EXERCISE AIM
Copy out the lines that have "color" in them.
*** INPUT DATA
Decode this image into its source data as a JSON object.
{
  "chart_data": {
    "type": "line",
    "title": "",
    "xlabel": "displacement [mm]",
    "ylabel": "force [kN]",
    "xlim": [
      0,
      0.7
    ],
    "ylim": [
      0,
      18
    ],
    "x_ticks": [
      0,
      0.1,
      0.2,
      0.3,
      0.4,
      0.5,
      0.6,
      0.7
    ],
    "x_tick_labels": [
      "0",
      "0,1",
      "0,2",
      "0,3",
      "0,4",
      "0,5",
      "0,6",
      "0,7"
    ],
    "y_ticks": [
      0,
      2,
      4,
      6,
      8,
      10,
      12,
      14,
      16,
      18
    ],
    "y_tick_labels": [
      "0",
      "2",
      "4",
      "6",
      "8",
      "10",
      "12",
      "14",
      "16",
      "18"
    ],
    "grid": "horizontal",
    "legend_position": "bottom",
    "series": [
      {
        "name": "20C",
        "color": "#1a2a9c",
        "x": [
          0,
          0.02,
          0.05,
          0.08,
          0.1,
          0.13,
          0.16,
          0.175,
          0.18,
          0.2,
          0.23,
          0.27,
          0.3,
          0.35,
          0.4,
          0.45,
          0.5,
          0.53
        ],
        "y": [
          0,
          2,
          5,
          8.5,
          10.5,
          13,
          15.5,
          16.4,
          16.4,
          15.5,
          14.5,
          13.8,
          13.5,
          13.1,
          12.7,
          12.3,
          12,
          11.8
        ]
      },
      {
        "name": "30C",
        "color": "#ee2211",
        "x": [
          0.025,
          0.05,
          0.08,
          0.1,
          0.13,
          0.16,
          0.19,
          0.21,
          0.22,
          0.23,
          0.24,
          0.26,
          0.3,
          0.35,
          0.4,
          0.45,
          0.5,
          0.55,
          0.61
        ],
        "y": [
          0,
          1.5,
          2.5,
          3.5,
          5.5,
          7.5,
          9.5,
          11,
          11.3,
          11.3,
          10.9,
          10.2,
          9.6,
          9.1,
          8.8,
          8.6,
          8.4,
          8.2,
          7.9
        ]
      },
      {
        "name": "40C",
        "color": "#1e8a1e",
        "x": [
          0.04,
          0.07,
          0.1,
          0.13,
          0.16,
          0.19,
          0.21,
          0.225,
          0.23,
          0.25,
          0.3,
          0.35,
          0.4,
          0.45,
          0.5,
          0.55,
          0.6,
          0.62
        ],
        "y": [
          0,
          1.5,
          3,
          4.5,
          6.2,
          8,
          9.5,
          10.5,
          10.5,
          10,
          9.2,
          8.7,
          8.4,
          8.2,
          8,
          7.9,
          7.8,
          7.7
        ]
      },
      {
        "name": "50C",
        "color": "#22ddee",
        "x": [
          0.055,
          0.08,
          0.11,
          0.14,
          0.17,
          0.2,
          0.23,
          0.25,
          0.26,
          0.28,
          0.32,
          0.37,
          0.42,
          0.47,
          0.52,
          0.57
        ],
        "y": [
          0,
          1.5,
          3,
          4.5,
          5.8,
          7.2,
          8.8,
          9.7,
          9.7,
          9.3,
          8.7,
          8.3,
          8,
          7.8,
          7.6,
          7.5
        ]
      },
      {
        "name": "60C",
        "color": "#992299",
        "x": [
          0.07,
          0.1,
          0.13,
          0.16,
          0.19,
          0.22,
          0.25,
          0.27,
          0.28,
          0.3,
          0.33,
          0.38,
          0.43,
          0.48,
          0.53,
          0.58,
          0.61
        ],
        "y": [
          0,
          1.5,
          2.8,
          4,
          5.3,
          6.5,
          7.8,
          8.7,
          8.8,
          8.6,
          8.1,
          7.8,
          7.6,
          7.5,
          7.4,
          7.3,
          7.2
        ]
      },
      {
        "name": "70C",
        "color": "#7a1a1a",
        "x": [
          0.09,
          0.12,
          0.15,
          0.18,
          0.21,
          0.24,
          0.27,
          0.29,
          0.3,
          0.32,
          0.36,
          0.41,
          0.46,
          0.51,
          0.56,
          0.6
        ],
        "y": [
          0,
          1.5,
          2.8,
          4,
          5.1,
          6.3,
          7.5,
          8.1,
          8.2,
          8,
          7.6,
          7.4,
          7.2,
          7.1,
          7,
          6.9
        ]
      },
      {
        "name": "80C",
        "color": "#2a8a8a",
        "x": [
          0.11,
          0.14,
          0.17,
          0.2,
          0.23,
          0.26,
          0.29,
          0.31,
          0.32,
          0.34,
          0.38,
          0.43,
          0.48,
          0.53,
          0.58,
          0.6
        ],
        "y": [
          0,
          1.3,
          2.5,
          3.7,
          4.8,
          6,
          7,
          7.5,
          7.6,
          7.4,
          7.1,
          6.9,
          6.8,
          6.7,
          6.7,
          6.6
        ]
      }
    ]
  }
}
******
THE RESPONSE
        "color": "#1a2a9c",
        "color": "#ee2211",
        "color": "#1e8a1e",
        "color": "#22ddee",
        "color": "#992299",
        "color": "#7a1a1a",
        "color": "#2a8a8a",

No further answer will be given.